## [PROBLEM DESCRIPTION]
For the data below, report only the number of lines containing the string "Date".

Data excerpts
※ ※ ※
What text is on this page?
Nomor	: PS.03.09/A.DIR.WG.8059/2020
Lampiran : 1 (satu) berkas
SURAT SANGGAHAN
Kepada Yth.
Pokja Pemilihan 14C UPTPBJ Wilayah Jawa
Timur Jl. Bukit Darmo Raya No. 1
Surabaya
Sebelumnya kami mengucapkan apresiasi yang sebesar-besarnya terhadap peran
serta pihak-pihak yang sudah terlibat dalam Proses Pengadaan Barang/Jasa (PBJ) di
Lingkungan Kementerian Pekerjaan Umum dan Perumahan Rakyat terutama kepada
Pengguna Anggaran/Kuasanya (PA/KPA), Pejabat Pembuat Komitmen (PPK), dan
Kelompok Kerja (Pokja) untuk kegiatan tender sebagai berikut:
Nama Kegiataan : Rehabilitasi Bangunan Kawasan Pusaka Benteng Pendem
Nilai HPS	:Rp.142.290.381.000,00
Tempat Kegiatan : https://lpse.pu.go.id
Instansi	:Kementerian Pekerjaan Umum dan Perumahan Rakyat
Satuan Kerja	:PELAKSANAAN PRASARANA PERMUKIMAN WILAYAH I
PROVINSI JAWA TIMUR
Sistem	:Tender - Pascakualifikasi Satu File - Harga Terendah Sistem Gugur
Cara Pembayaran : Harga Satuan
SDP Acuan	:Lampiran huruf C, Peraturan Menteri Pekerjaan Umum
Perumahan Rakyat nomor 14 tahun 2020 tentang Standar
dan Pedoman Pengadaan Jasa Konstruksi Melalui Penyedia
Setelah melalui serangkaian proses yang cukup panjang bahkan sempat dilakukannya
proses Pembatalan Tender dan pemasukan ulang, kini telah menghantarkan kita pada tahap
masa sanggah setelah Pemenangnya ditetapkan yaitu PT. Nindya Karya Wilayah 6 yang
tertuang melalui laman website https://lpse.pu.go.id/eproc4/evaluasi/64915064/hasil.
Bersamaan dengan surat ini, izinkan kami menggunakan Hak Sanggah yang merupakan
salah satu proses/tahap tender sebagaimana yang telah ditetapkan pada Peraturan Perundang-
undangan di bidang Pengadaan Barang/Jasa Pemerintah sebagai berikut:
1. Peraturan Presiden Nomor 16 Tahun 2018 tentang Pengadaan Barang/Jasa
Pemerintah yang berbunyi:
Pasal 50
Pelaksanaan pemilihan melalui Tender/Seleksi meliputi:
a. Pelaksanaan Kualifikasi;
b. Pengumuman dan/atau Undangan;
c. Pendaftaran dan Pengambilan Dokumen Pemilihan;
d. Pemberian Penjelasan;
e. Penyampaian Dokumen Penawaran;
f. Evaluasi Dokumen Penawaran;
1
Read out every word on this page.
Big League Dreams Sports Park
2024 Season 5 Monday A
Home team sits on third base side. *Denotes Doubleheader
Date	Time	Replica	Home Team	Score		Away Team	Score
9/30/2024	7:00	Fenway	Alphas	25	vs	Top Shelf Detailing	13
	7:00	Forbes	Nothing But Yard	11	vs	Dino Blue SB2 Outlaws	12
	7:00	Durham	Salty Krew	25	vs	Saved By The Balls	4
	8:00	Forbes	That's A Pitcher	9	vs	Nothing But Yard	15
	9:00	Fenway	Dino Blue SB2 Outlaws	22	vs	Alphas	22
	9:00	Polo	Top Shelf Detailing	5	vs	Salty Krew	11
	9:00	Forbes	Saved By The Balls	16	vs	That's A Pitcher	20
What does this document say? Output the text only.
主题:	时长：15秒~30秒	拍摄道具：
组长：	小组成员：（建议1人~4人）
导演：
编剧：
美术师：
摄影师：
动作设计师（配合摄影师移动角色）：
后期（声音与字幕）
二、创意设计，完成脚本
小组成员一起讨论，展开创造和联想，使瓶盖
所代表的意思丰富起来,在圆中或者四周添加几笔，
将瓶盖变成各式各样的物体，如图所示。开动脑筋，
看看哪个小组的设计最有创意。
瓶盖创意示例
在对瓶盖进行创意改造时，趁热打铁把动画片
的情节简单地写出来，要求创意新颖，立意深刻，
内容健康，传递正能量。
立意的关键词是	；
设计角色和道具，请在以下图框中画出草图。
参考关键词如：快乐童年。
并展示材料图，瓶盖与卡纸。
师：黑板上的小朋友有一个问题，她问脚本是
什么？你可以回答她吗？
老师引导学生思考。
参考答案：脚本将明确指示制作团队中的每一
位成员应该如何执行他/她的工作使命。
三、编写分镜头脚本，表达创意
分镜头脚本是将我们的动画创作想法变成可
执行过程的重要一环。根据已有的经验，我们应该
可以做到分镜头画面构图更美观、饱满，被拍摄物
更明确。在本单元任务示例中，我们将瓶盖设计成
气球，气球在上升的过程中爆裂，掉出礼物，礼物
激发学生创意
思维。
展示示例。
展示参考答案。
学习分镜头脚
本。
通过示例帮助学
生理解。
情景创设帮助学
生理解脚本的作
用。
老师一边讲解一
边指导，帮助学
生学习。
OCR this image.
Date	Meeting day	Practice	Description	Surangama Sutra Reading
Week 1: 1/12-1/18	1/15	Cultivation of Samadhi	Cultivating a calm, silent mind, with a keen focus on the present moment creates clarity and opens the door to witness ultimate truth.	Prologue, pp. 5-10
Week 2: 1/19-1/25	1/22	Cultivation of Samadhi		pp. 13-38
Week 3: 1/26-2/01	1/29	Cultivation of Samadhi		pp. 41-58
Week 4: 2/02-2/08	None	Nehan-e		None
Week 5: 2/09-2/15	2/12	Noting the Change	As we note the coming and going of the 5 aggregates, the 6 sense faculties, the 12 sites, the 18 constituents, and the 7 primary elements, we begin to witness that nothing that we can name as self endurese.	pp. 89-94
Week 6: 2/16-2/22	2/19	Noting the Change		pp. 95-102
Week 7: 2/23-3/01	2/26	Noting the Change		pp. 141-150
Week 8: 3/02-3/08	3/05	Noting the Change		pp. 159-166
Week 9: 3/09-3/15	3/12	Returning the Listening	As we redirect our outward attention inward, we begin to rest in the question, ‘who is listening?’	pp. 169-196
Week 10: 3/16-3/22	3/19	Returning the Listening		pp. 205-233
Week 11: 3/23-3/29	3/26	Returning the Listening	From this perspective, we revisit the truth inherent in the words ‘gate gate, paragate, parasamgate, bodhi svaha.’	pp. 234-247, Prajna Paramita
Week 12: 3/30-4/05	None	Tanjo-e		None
※ ※ ※
## [CORRECT OUTPUT]
2